== The request ==
An exact copy of all the data is required, with pictures left out.

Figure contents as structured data
########################################

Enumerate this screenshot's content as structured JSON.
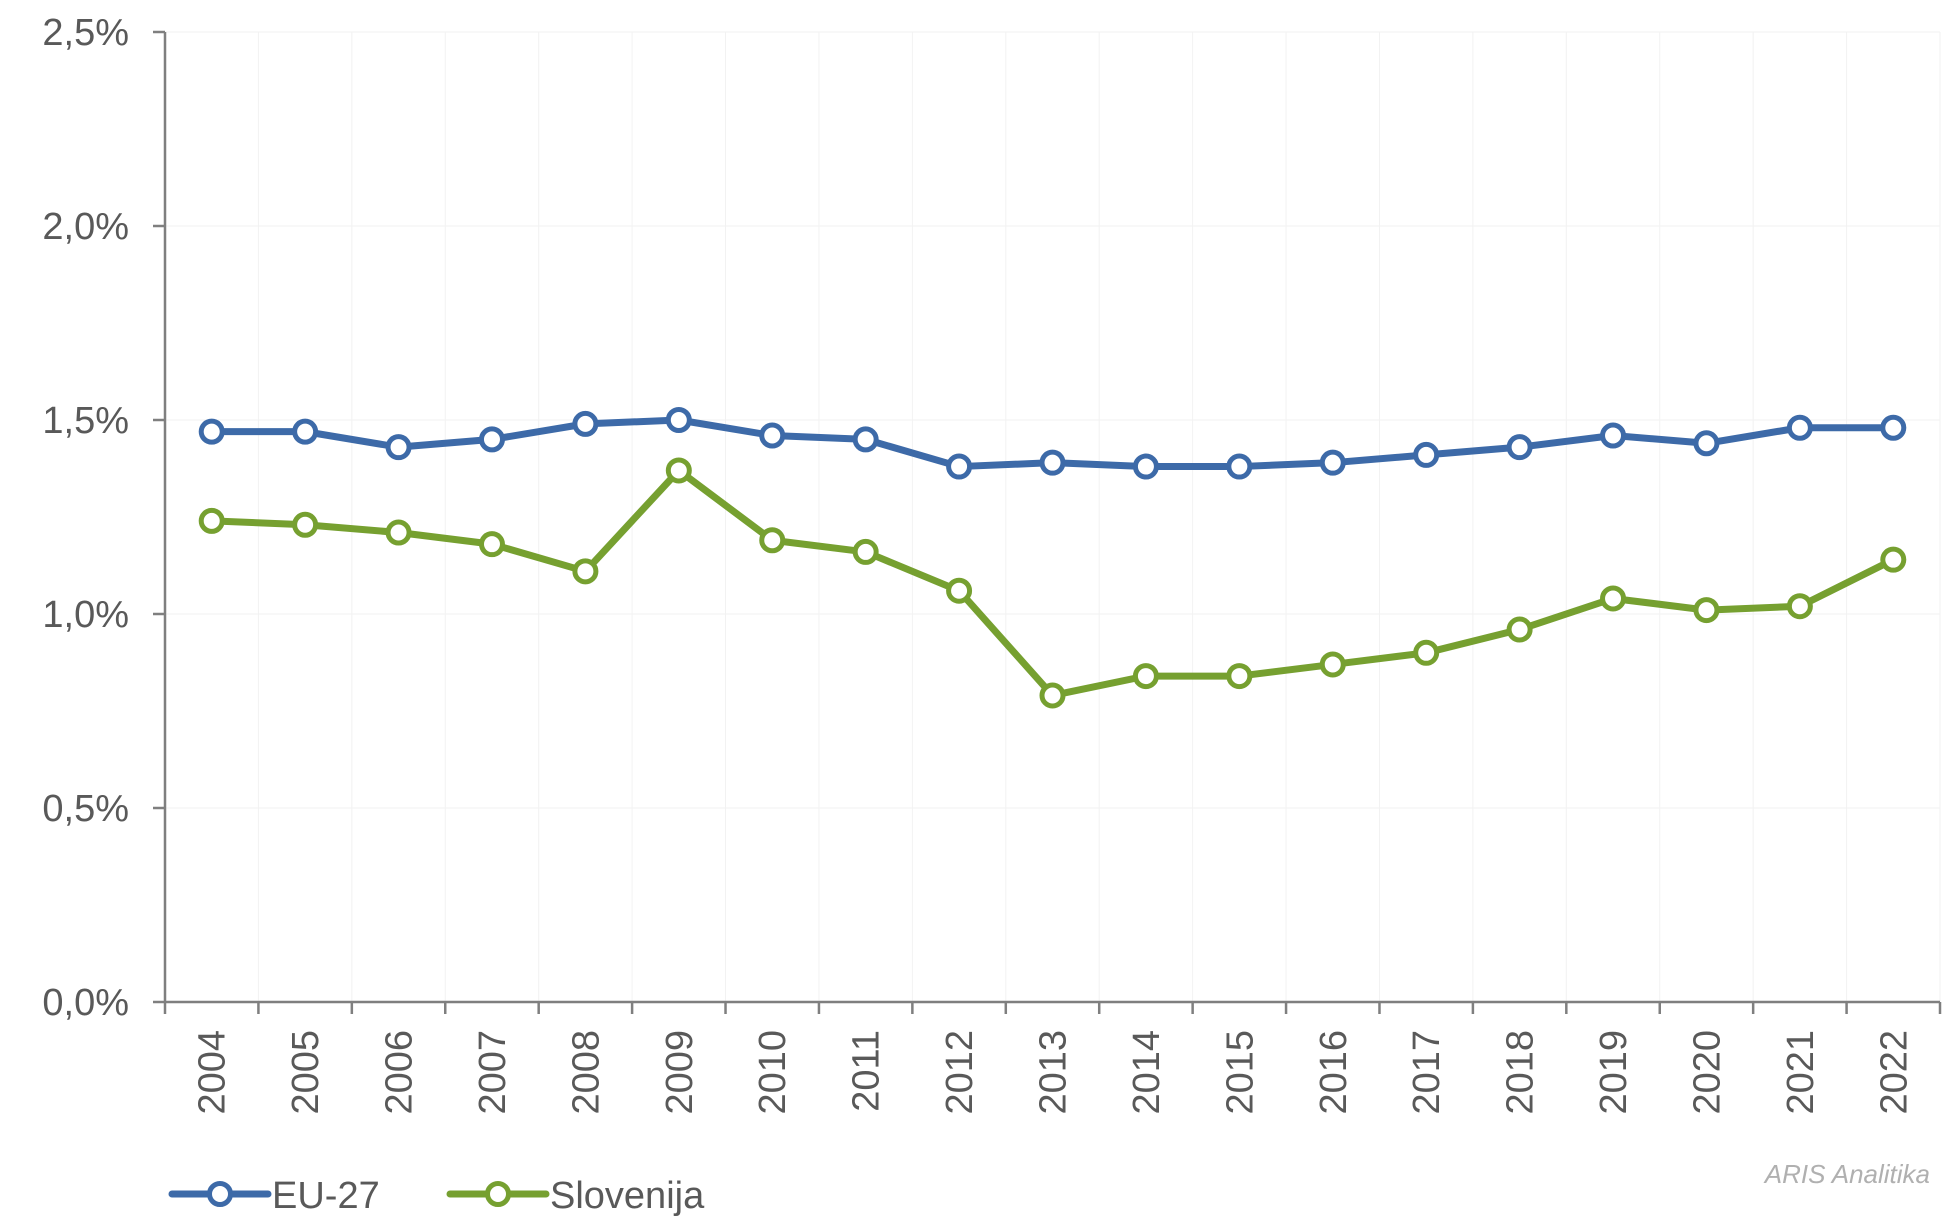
{
  "chart_data": {
    "type": "line",
    "categories": [
      "2004",
      "2005",
      "2006",
      "2007",
      "2008",
      "2009",
      "2010",
      "2011",
      "2012",
      "2013",
      "2014",
      "2015",
      "2016",
      "2017",
      "2018",
      "2019",
      "2020",
      "2021",
      "2022"
    ],
    "x": [
      "2004",
      "2005",
      "2006",
      "2007",
      "2008",
      "2009",
      "2010",
      "2011",
      "2012",
      "2013",
      "2014",
      "2015",
      "2016",
      "2017",
      "2018",
      "2019",
      "2020",
      "2021",
      "2022"
    ],
    "series": [
      {
        "name": "EU-27",
        "color": "#3d6aa8",
        "values": [
          1.47,
          1.47,
          1.43,
          1.45,
          1.49,
          1.5,
          1.46,
          1.45,
          1.38,
          1.39,
          1.38,
          1.38,
          1.39,
          1.41,
          1.43,
          1.46,
          1.44,
          1.48,
          1.48
        ]
      },
      {
        "name": "Slovenija",
        "color": "#76a030",
        "values": [
          1.24,
          1.23,
          1.21,
          1.18,
          1.11,
          1.37,
          1.19,
          1.16,
          1.06,
          0.79,
          0.84,
          0.84,
          0.87,
          0.9,
          0.96,
          1.04,
          1.01,
          1.02,
          1.14
        ]
      }
    ],
    "ylim": [
      0,
      2.5
    ],
    "yticks": [
      0.0,
      0.5,
      1.0,
      1.5,
      2.0,
      2.5
    ],
    "ytick_labels": [
      "0,0%",
      "0,5%",
      "1,0%",
      "1,5%",
      "2,0%",
      "2,5%"
    ],
    "grid": true,
    "legend": "bottom-left",
    "title": "",
    "xlabel": "",
    "ylabel": ""
  },
  "credit": "ARIS Analitika"
}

########################################

== Result ==
Enumerate this screenshot's content as structured JSON.
{
  "chart_data": {
    "type": "line",
    "categories": [
      "2004",
      "2005",
      "2006",
      "2007",
      "2008",
      "2009",
      "2010",
      "2011",
      "2012",
      "2013",
      "2014",
      "2015",
      "2016",
      "2017",
      "2018",
      "2019",
      "2020",
      "2021",
      "2022"
    ],
    "x": [
      "2004",
      "2005",
      "2006",
      "2007",
      "2008",
      "2009",
      "2010",
      "2011",
      "2012",
      "2013",
      "2014",
      "2015",
      "2016",
      "2017",
      "2018",
      "2019",
      "2020",
      "2021",
      "2022"
    ],
    "series": [
      {
        "name": "EU-27",
        "color": "#3d6aa8",
        "values": [
          1.47,
          1.47,
          1.43,
          1.45,
          1.49,
          1.5,
          1.46,
          1.45,
          1.38,
          1.39,
          1.38,
          1.38,
          1.39,
          1.41,
          1.43,
          1.46,
          1.44,
          1.48,
          1.48
        ]
      },
      {
        "name": "Slovenija",
        "color": "#76a030",
        "values": [
          1.24,
          1.23,
          1.21,
          1.18,
          1.11,
          1.37,
          1.19,
          1.16,
          1.06,
          0.79,
          0.84,
          0.84,
          0.87,
          0.9,
          0.96,
          1.04,
          1.01,
          1.02,
          1.14
        ]
      }
    ],
    "ylim": [
      0,
      2.5
    ],
    "yticks": [
      0.0,
      0.5,
      1.0,
      1.5,
      2.0,
      2.5
    ],
    "ytick_labels": [
      "0,0%",
      "0,5%",
      "1,0%",
      "1,5%",
      "2,0%",
      "2,5%"
    ],
    "grid": true,
    "legend": "bottom-left",
    "title": "",
    "xlabel": "",
    "ylabel": ""
  },
  "credit": "ARIS Analitika"
}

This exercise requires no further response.